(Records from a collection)
☆ ☆ ☆ ☆

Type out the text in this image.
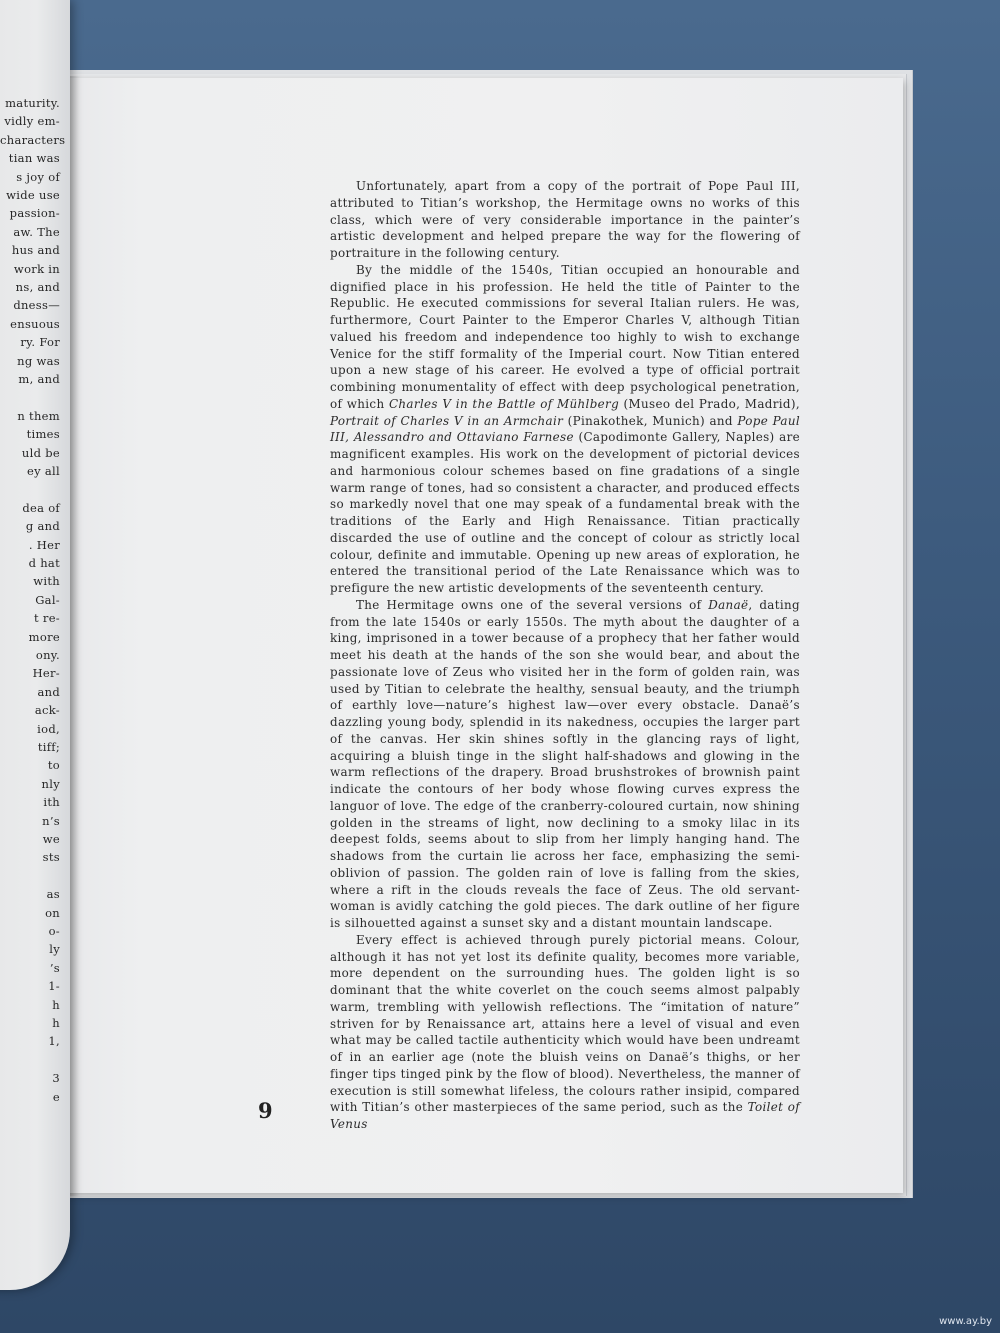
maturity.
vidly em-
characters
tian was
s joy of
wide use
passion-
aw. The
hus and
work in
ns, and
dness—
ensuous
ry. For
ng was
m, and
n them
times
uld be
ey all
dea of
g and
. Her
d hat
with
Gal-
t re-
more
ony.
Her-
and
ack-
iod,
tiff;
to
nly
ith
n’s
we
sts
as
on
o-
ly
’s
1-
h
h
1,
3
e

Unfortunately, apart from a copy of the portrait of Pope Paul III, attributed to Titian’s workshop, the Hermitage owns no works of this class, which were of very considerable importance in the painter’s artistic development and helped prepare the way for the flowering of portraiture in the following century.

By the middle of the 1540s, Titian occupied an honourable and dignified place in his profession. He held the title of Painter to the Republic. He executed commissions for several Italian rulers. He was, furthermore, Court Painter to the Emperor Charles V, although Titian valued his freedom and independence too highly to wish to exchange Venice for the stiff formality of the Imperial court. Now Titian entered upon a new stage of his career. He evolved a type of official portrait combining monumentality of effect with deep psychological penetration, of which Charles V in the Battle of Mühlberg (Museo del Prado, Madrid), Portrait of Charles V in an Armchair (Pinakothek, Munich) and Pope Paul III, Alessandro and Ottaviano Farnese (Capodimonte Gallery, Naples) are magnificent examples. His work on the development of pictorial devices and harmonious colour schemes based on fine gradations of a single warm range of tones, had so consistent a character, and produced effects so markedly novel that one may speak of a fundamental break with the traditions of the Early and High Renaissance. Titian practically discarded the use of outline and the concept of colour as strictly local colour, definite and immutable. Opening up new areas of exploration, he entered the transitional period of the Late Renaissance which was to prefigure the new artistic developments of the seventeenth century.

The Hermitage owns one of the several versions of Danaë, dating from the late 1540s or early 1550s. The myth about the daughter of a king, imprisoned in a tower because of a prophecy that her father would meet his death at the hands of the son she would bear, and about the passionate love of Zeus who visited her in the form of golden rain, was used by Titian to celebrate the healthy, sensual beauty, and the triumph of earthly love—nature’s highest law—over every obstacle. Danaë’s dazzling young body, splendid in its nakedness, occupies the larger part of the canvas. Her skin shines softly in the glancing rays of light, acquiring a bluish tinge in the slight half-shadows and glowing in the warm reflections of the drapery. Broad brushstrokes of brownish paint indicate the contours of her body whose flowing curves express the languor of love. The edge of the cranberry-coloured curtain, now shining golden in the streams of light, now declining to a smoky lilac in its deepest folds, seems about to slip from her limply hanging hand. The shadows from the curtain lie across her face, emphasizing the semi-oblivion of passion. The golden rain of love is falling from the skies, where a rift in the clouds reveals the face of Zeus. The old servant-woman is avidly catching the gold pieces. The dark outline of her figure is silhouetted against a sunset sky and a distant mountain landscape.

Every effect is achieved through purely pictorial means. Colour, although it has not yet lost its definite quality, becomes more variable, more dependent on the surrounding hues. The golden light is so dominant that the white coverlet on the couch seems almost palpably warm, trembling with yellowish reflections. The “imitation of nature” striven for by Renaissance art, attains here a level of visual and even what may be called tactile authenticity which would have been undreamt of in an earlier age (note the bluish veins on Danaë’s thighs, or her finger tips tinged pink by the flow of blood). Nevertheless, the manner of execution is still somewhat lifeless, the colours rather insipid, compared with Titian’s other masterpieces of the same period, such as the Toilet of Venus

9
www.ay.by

☆ ☆ ☆ ☆

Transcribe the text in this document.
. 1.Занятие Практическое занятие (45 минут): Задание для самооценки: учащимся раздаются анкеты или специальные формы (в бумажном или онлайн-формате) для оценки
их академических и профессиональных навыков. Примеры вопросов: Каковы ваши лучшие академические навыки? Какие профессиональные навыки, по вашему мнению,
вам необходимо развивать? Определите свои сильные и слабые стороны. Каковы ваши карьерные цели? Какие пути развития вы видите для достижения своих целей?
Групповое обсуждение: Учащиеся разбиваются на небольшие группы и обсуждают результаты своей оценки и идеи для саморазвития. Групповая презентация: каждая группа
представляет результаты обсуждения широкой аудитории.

☆ ☆ ☆ ☆

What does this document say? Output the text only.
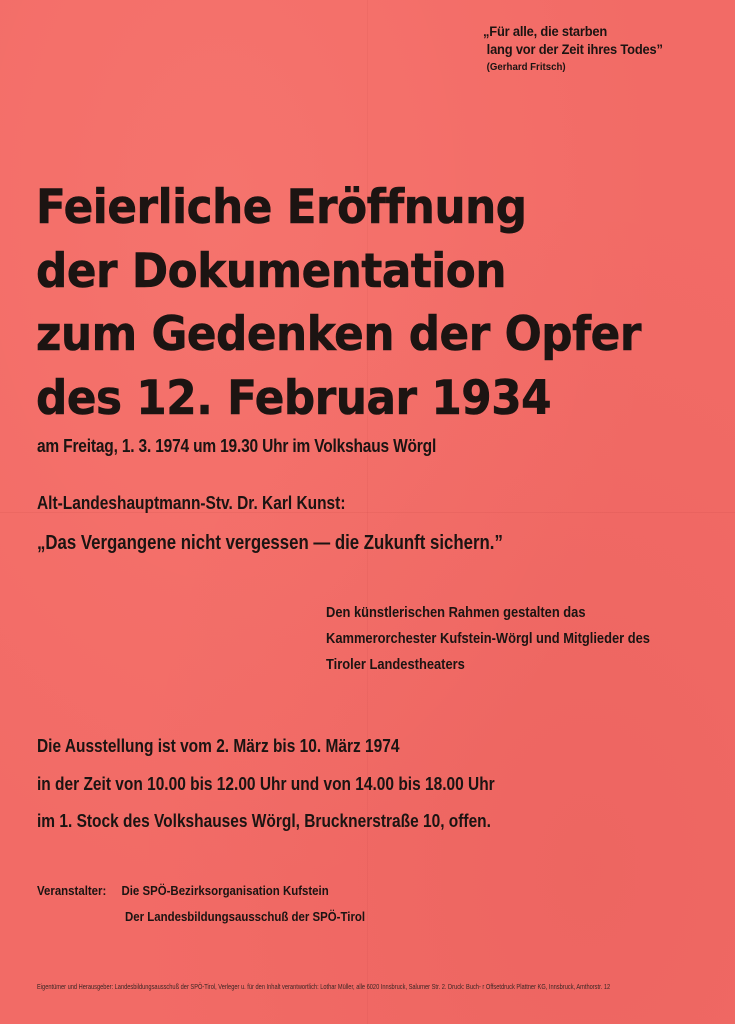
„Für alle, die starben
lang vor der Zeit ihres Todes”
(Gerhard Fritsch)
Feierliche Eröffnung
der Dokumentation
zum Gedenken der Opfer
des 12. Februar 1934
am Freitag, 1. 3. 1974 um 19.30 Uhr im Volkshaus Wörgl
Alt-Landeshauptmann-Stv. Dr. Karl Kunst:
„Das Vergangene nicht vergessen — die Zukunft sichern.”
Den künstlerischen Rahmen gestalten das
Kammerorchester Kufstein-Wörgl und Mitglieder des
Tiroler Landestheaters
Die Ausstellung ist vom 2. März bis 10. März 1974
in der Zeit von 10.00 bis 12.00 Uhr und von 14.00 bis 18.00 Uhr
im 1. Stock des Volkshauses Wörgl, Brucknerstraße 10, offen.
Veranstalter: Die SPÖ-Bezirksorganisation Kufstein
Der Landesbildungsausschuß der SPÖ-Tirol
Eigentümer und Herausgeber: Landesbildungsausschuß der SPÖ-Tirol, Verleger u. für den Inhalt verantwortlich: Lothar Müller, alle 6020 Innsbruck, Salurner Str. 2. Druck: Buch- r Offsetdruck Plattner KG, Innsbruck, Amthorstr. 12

☆ ☆ ☆ ☆

REQUIREMENTS: Identify the lines above that contain the word "Какие", then copy them.

OUTPUT FOR THIS TASK:
их академических и профессиональных навыков. Примеры вопросов: Каковы ваши лучшие академические навыки? Какие профессиональные навыки, по вашему мнению,
вам необходимо развивать? Определите свои сильные и слабые стороны. Каковы ваши карьерные цели? Какие пути развития вы видите для достижения своих целей?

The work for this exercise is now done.